Without the images, write out all of the following entries exactly.
┌─ Provided data
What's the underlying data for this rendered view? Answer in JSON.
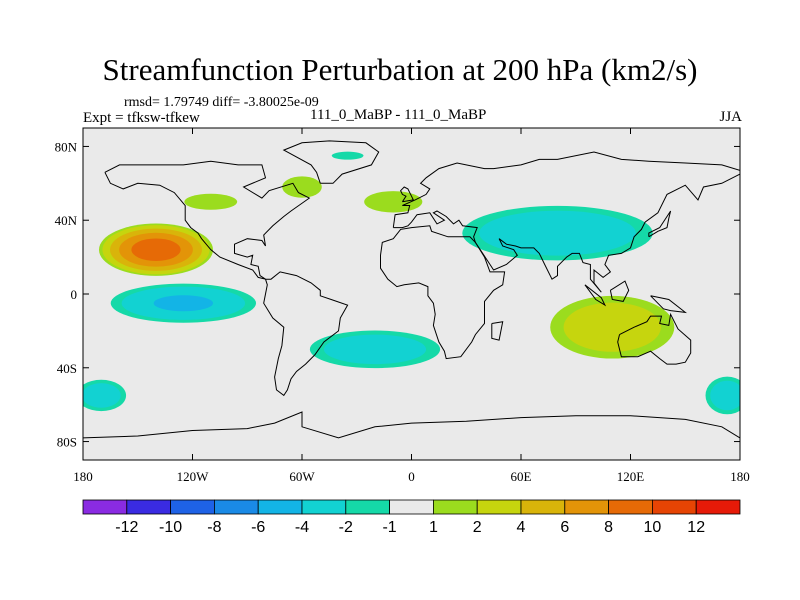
{
  "page": {
    "title": "Streamfunction Perturbation at 200 hPa (km2/s)",
    "stats": "rmsd= 1.79749  diff= -3.80025e-09",
    "experiment": "Expt = tfksw-tfkew",
    "center_label": "111_0_MaBP - 111_0_MaBP",
    "season": "JJA"
  },
  "colors": {
    "land_outline": "#000000",
    "neutral_fill": "#eaeaea"
  },
  "chart_data": {
    "type": "heatmap",
    "title": "Streamfunction Perturbation at 200 hPa (km2/s)",
    "xlabel": "",
    "ylabel": "",
    "xlim": [
      -180,
      180
    ],
    "ylim": [
      -90,
      90
    ],
    "x_ticks": [
      {
        "value": -180,
        "label": "180"
      },
      {
        "value": -120,
        "label": "120W"
      },
      {
        "value": -60,
        "label": "60W"
      },
      {
        "value": 0,
        "label": "0"
      },
      {
        "value": 60,
        "label": "60E"
      },
      {
        "value": 120,
        "label": "120E"
      },
      {
        "value": 180,
        "label": "180"
      }
    ],
    "y_ticks": [
      {
        "value": 80,
        "label": "80N"
      },
      {
        "value": 40,
        "label": "40N"
      },
      {
        "value": 0,
        "label": "0"
      },
      {
        "value": -40,
        "label": "40S"
      },
      {
        "value": -80,
        "label": "80S"
      }
    ],
    "colorbar": {
      "levels": [
        "-12",
        "-10",
        "-8",
        "-6",
        "-4",
        "-2",
        "-1",
        "1",
        "2",
        "4",
        "6",
        "8",
        "10",
        "12"
      ],
      "colors": [
        "#8a2be2",
        "#3a2be2",
        "#1e62e6",
        "#1a8ae6",
        "#13b4e6",
        "#12d2d2",
        "#15d9a8",
        "#eaeaea",
        "#9bdc1e",
        "#c6d50e",
        "#d9b40a",
        "#e39408",
        "#e66a06",
        "#e64404",
        "#e61a08"
      ]
    },
    "features": [
      {
        "name": "north-pacific-positive",
        "lon": -140,
        "lat": 24,
        "rlon": 33,
        "rlat": 15,
        "value": 9
      },
      {
        "name": "tropical-pacific-negative",
        "lon": -125,
        "lat": -5,
        "rlon": 45,
        "rlat": 12,
        "value": -4
      },
      {
        "name": "south-atlantic-negative",
        "lon": -20,
        "lat": -30,
        "rlon": 42,
        "rlat": 12,
        "value": -3
      },
      {
        "name": "asia-negative",
        "lon": 80,
        "lat": 33,
        "rlon": 60,
        "rlat": 17,
        "value": -3.5
      },
      {
        "name": "indian-ocean-positive",
        "lon": 110,
        "lat": -18,
        "rlon": 40,
        "rlat": 20,
        "value": 3
      },
      {
        "name": "south-pacific-negative",
        "lon": -170,
        "lat": -55,
        "rlon": 16,
        "rlat": 10,
        "value": -3
      },
      {
        "name": "southeast-pacific-negative",
        "lon": 173,
        "lat": -55,
        "rlon": 14,
        "rlat": 12,
        "value": -3
      },
      {
        "name": "north-america-positive",
        "lon": -60,
        "lat": 58,
        "rlon": 15,
        "rlat": 8,
        "value": 1.5
      },
      {
        "name": "north-atlantic-positive",
        "lon": -10,
        "lat": 50,
        "rlon": 22,
        "rlat": 8,
        "value": 1.5
      },
      {
        "name": "north-pacific-positive-small",
        "lon": -110,
        "lat": 50,
        "rlon": 20,
        "rlat": 6,
        "value": 1.5
      },
      {
        "name": "arctic-negative",
        "lon": -35,
        "lat": 75,
        "rlon": 12,
        "rlat": 3,
        "value": -1.5
      }
    ]
  }
}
└─
_Exercise response:_
What's the underlying data for this rendered view? Answer in JSON.
{
  "page": {
    "title": "Streamfunction Perturbation at 200 hPa (km2/s)",
    "stats": "rmsd= 1.79749  diff= -3.80025e-09",
    "experiment": "Expt = tfksw-tfkew",
    "center_label": "111_0_MaBP - 111_0_MaBP",
    "season": "JJA"
  },
  "colors": {
    "land_outline": "#000000",
    "neutral_fill": "#eaeaea"
  },
  "chart_data": {
    "type": "heatmap",
    "title": "Streamfunction Perturbation at 200 hPa (km2/s)",
    "xlabel": "",
    "ylabel": "",
    "xlim": [
      -180,
      180
    ],
    "ylim": [
      -90,
      90
    ],
    "x_ticks": [
      {
        "value": -180,
        "label": "180"
      },
      {
        "value": -120,
        "label": "120W"
      },
      {
        "value": -60,
        "label": "60W"
      },
      {
        "value": 0,
        "label": "0"
      },
      {
        "value": 60,
        "label": "60E"
      },
      {
        "value": 120,
        "label": "120E"
      },
      {
        "value": 180,
        "label": "180"
      }
    ],
    "y_ticks": [
      {
        "value": 80,
        "label": "80N"
      },
      {
        "value": 40,
        "label": "40N"
      },
      {
        "value": 0,
        "label": "0"
      },
      {
        "value": -40,
        "label": "40S"
      },
      {
        "value": -80,
        "label": "80S"
      }
    ],
    "colorbar": {
      "levels": [
        "-12",
        "-10",
        "-8",
        "-6",
        "-4",
        "-2",
        "-1",
        "1",
        "2",
        "4",
        "6",
        "8",
        "10",
        "12"
      ],
      "colors": [
        "#8a2be2",
        "#3a2be2",
        "#1e62e6",
        "#1a8ae6",
        "#13b4e6",
        "#12d2d2",
        "#15d9a8",
        "#eaeaea",
        "#9bdc1e",
        "#c6d50e",
        "#d9b40a",
        "#e39408",
        "#e66a06",
        "#e64404",
        "#e61a08"
      ]
    },
    "features": [
      {
        "name": "north-pacific-positive",
        "lon": -140,
        "lat": 24,
        "rlon": 33,
        "rlat": 15,
        "value": 9
      },
      {
        "name": "tropical-pacific-negative",
        "lon": -125,
        "lat": -5,
        "rlon": 45,
        "rlat": 12,
        "value": -4
      },
      {
        "name": "south-atlantic-negative",
        "lon": -20,
        "lat": -30,
        "rlon": 42,
        "rlat": 12,
        "value": -3
      },
      {
        "name": "asia-negative",
        "lon": 80,
        "lat": 33,
        "rlon": 60,
        "rlat": 17,
        "value": -3.5
      },
      {
        "name": "indian-ocean-positive",
        "lon": 110,
        "lat": -18,
        "rlon": 40,
        "rlat": 20,
        "value": 3
      },
      {
        "name": "south-pacific-negative",
        "lon": -170,
        "lat": -55,
        "rlon": 16,
        "rlat": 10,
        "value": -3
      },
      {
        "name": "southeast-pacific-negative",
        "lon": 173,
        "lat": -55,
        "rlon": 14,
        "rlat": 12,
        "value": -3
      },
      {
        "name": "north-america-positive",
        "lon": -60,
        "lat": 58,
        "rlon": 15,
        "rlat": 8,
        "value": 1.5
      },
      {
        "name": "north-atlantic-positive",
        "lon": -10,
        "lat": 50,
        "rlon": 22,
        "rlat": 8,
        "value": 1.5
      },
      {
        "name": "north-pacific-positive-small",
        "lon": -110,
        "lat": 50,
        "rlon": 20,
        "rlat": 6,
        "value": 1.5
      },
      {
        "name": "arctic-negative",
        "lon": -35,
        "lat": 75,
        "rlon": 12,
        "rlat": 3,
        "value": -1.5
      }
    ]
  }
}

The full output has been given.